* **WRITTEN INSTRUCTION**
Repeat the entries below exactly as they appear, with no pictures.

[Stored entries]
####################

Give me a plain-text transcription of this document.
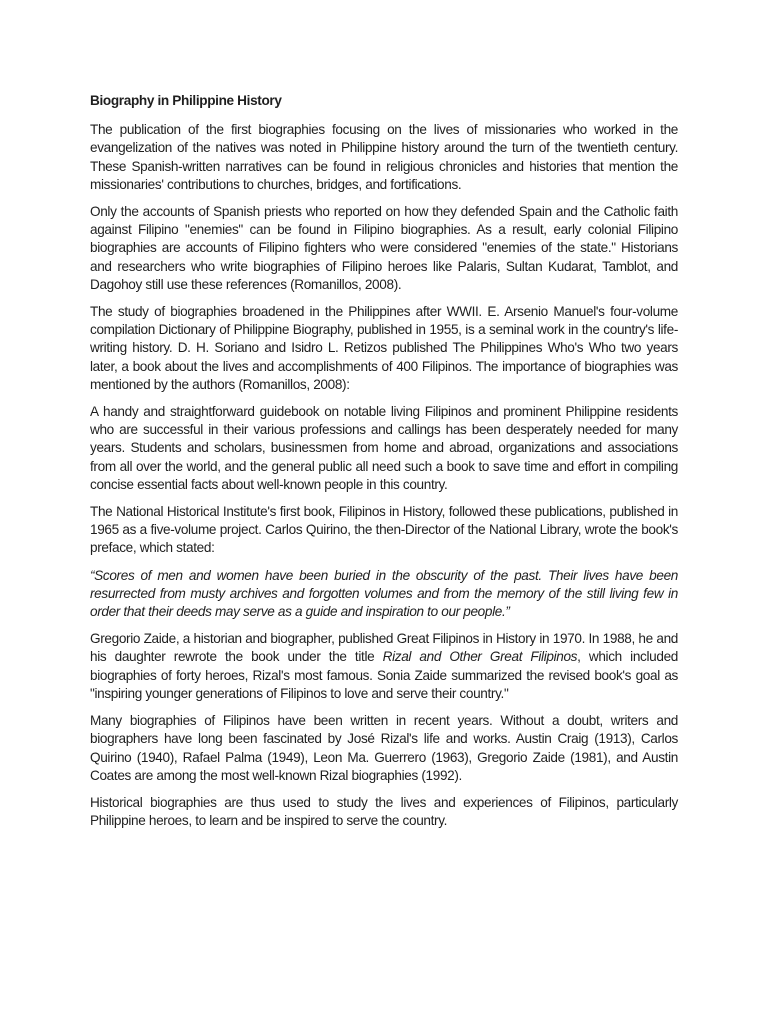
Biography in Philippine History

The publication of the first biographies focusing on the lives of missionaries who worked in the evangelization of the natives was noted in Philippine history around the turn of the twentieth century. These Spanish-written narratives can be found in religious chronicles and histories that mention the missionaries' contributions to churches, bridges, and fortifications.

Only the accounts of Spanish priests who reported on how they defended Spain and the Catholic faith against Filipino "enemies" can be found in Filipino biographies. As a result, early colonial Filipino biographies are accounts of Filipino fighters who were considered "enemies of the state." Historians and researchers who write biographies of Filipino heroes like Palaris, Sultan Kudarat, Tamblot, and Dagohoy still use these references (Romanillos, 2008).

The study of biographies broadened in the Philippines after WWII. E. Arsenio Manuel's four-volume compilation Dictionary of Philippine Biography, published in 1955, is a seminal work in the country's life-writing history. D. H. Soriano and Isidro L. Retizos published The Philippines Who's Who two years later, a book about the lives and accomplishments of 400 Filipinos. The importance of biographies was mentioned by the authors (Romanillos, 2008):

A handy and straightforward guidebook on notable living Filipinos and prominent Philippine residents who are successful in their various professions and callings has been desperately needed for many years. Students and scholars, businessmen from home and abroad, organizations and associations from all over the world, and the general public all need such a book to save time and effort in compiling concise essential facts about well-known people in this country.

The National Historical Institute's first book, Filipinos in History, followed these publications, published in 1965 as a five-volume project. Carlos Quirino, the then-Director of the National Library, wrote the book's preface, which stated:

“Scores of men and women have been buried in the obscurity of the past. Their lives have been resurrected from musty archives and forgotten volumes and from the memory of the still living few in order that their deeds may serve as a guide and inspiration to our people.”

Gregorio Zaide, a historian and biographer, published Great Filipinos in History in 1970. In 1988, he and his daughter rewrote the book under the title Rizal and Other Great Filipinos, which included biographies of forty heroes, Rizal's most famous. Sonia Zaide summarized the revised book's goal as "inspiring younger generations of Filipinos to love and serve their country."

Many biographies of Filipinos have been written in recent years. Without a doubt, writers and biographers have long been fascinated by José Rizal's life and works. Austin Craig (1913), Carlos Quirino (1940), Rafael Palma (1949), Leon Ma. Guerrero (1963), Gregorio Zaide (1981), and Austin Coates are among the most well-known Rizal biographies (1992).

Historical biographies are thus used to study the lives and experiences of Filipinos, particularly Philippine heroes, to learn and be inspired to serve the country.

####################

* **RESPONSE TO THIS TASK**
Give me a plain-text transcription of this document.
Biography in Philippine History

The publication of the first biographies focusing on the lives of missionaries who worked in the evangelization of the natives was noted in Philippine history around the turn of the twentieth century. These Spanish-written narratives can be found in religious chronicles and histories that mention the missionaries' contributions to churches, bridges, and fortifications.

Only the accounts of Spanish priests who reported on how they defended Spain and the Catholic faith against Filipino "enemies" can be found in Filipino biographies. As a result, early colonial Filipino biographies are accounts of Filipino fighters who were considered "enemies of the state." Historians and researchers who write biographies of Filipino heroes like Palaris, Sultan Kudarat, Tamblot, and Dagohoy still use these references (Romanillos, 2008).

The study of biographies broadened in the Philippines after WWII. E. Arsenio Manuel's four-volume compilation Dictionary of Philippine Biography, published in 1955, is a seminal work in the country's life-writing history. D. H. Soriano and Isidro L. Retizos published The Philippines Who's Who two years later, a book about the lives and accomplishments of 400 Filipinos. The importance of biographies was mentioned by the authors (Romanillos, 2008):

A handy and straightforward guidebook on notable living Filipinos and prominent Philippine residents who are successful in their various professions and callings has been desperately needed for many years. Students and scholars, businessmen from home and abroad, organizations and associations from all over the world, and the general public all need such a book to save time and effort in compiling concise essential facts about well-known people in this country.

The National Historical Institute's first book, Filipinos in History, followed these publications, published in 1965 as a five-volume project. Carlos Quirino, the then-Director of the National Library, wrote the book's preface, which stated:

“Scores of men and women have been buried in the obscurity of the past. Their lives have been resurrected from musty archives and forgotten volumes and from the memory of the still living few in order that their deeds may serve as a guide and inspiration to our people.”

Gregorio Zaide, a historian and biographer, published Great Filipinos in History in 1970. In 1988, he and his daughter rewrote the book under the title Rizal and Other Great Filipinos, which included biographies of forty heroes, Rizal's most famous. Sonia Zaide summarized the revised book's goal as "inspiring younger generations of Filipinos to love and serve their country."

Many biographies of Filipinos have been written in recent years. Without a doubt, writers and biographers have long been fascinated by José Rizal's life and works. Austin Craig (1913), Carlos Quirino (1940), Rafael Palma (1949), Leon Ma. Guerrero (1963), Gregorio Zaide (1981), and Austin Coates are among the most well-known Rizal biographies (1992).

Historical biographies are thus used to study the lives and experiences of Filipinos, particularly Philippine heroes, to learn and be inspired to serve the country.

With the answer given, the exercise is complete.